> [Required work]:
Can you find the lines of the listing that include "caso" and copy every one?

> [Task material]:
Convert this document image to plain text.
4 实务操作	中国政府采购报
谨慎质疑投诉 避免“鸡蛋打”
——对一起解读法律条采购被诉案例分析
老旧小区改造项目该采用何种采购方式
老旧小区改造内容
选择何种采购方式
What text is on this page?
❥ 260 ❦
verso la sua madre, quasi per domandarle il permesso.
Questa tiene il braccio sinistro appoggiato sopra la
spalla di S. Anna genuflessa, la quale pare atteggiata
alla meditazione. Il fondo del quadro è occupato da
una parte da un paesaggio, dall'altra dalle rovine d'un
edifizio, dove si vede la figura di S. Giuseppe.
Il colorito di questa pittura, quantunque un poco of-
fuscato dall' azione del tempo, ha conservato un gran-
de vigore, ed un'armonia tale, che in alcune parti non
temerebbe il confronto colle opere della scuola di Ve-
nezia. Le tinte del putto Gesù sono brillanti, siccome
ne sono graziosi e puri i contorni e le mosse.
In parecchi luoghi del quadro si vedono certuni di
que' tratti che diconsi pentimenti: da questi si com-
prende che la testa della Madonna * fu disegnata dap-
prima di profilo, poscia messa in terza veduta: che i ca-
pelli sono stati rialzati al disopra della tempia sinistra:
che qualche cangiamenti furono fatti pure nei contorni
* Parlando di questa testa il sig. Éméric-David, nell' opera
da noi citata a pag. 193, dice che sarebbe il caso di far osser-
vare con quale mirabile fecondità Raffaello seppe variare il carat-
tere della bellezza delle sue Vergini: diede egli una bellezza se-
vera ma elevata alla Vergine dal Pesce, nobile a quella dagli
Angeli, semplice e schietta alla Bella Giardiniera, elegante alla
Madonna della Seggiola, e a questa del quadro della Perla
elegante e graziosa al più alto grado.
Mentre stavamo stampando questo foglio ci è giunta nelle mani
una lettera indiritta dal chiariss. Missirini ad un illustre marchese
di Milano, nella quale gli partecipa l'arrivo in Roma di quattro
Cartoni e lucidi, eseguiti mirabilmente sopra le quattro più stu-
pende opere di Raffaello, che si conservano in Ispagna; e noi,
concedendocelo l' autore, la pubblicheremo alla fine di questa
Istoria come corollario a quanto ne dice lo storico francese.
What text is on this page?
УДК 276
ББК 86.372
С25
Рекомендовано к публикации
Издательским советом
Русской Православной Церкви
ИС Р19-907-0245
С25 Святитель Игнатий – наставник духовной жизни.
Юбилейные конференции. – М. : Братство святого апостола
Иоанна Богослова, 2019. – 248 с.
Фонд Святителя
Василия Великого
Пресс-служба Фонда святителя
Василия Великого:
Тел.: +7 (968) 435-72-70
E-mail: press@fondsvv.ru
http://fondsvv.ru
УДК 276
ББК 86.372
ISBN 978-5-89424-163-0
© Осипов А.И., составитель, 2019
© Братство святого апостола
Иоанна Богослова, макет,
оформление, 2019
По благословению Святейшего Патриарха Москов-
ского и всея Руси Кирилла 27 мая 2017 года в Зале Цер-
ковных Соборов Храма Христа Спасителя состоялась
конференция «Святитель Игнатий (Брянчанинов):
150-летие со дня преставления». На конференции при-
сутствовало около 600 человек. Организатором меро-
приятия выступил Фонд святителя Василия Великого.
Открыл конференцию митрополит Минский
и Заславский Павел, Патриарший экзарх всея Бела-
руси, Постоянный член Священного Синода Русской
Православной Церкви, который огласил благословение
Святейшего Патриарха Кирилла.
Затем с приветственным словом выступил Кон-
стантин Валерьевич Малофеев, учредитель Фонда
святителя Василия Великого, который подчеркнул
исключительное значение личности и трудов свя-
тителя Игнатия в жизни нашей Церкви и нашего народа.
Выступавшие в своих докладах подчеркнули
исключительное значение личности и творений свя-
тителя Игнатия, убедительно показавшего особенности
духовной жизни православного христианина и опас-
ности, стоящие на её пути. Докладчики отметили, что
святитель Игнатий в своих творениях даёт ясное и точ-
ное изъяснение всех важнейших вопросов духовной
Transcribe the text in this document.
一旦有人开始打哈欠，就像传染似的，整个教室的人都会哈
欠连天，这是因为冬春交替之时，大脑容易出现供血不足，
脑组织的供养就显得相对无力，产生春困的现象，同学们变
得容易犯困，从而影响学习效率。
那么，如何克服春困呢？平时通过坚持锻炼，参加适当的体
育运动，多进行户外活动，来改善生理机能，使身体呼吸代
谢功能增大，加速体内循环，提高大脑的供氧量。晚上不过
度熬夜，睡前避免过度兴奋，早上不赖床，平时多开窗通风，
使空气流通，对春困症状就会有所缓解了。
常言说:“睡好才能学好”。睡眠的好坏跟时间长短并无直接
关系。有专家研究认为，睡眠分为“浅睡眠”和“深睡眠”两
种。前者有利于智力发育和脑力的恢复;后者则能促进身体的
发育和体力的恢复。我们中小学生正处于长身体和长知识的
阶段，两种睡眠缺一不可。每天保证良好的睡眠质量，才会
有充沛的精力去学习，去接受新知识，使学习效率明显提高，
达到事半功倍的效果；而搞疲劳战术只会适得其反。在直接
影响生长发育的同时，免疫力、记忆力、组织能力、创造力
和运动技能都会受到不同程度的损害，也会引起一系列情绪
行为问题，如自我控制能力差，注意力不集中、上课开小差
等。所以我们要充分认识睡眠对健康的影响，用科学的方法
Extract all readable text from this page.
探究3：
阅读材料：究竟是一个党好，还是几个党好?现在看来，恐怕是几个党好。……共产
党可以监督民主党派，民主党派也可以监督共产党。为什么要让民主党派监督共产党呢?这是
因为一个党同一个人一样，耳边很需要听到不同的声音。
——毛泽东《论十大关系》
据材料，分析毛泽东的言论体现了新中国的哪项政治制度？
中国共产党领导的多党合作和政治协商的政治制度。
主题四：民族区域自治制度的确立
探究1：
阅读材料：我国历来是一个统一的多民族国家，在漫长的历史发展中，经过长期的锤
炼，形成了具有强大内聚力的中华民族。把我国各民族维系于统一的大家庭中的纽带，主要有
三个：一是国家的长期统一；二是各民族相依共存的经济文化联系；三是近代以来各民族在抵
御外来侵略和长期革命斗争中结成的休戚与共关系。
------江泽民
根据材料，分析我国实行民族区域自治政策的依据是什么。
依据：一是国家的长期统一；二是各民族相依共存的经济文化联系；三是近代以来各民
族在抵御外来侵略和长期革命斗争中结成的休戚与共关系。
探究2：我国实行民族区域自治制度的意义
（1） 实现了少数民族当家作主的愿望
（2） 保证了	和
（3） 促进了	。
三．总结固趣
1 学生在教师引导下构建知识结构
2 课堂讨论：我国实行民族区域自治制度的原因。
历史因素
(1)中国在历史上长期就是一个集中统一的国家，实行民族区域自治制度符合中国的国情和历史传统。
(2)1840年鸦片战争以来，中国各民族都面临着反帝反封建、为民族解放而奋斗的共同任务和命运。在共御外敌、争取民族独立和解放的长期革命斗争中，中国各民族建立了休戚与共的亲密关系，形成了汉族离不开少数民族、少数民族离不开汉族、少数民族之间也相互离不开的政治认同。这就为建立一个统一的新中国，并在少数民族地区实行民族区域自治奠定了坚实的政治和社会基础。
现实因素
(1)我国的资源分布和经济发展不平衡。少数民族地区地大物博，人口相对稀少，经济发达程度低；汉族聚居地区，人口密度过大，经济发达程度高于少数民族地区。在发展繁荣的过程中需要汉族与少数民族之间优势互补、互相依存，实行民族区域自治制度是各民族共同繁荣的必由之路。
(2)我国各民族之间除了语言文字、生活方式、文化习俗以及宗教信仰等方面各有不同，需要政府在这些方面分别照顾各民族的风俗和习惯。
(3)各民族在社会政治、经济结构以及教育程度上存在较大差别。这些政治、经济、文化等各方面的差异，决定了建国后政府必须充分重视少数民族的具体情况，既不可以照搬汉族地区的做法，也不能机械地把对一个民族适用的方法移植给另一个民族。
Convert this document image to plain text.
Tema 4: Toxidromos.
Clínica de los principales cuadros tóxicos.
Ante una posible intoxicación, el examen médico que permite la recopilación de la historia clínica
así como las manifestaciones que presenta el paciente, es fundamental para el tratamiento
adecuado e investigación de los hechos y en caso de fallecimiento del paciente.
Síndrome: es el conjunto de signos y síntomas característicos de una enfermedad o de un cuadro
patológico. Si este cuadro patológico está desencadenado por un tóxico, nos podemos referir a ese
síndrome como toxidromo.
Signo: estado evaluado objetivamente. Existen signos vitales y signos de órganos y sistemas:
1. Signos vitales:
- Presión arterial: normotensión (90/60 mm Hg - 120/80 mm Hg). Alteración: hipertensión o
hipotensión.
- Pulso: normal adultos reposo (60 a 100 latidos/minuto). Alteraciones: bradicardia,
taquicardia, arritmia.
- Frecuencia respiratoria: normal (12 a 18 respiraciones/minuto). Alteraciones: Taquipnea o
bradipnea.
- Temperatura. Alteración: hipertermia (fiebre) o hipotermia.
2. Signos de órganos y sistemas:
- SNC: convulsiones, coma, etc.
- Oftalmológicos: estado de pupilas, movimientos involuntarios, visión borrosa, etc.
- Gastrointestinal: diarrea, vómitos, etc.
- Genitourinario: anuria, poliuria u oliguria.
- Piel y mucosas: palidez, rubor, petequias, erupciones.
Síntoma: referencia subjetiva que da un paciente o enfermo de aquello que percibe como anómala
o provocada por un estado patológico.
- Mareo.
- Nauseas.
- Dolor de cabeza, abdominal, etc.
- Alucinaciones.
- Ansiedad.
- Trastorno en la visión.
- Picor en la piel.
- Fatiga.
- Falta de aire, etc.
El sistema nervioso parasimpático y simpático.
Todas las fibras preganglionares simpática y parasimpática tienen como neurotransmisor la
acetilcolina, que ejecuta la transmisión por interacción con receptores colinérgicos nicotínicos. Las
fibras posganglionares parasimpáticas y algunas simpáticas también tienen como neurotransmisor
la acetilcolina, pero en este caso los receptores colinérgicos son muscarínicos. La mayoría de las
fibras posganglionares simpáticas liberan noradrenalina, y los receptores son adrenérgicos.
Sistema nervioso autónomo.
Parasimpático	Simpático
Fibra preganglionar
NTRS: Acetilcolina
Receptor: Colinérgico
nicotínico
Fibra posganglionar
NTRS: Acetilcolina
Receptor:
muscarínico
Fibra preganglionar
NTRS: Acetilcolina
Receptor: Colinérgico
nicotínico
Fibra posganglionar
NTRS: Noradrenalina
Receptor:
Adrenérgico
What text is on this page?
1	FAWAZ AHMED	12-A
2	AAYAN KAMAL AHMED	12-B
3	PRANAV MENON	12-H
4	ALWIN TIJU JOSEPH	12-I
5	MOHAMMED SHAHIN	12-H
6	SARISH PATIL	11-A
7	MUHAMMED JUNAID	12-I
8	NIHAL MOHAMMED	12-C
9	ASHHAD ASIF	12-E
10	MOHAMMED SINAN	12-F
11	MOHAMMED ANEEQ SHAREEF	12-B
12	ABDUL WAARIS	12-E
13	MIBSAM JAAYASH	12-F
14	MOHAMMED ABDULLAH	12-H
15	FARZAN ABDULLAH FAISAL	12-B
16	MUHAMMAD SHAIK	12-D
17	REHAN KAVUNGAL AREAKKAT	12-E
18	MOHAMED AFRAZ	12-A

> [Problem solution]:
da noi citata a pag. 193, dice che sarebbe il caso di far osser-
adecuado e investigación de los hechos y en caso de fallecimiento del paciente.
la acetilcolina, pero en este caso los receptores colinérgicos son muscarínicos. La mayoría de las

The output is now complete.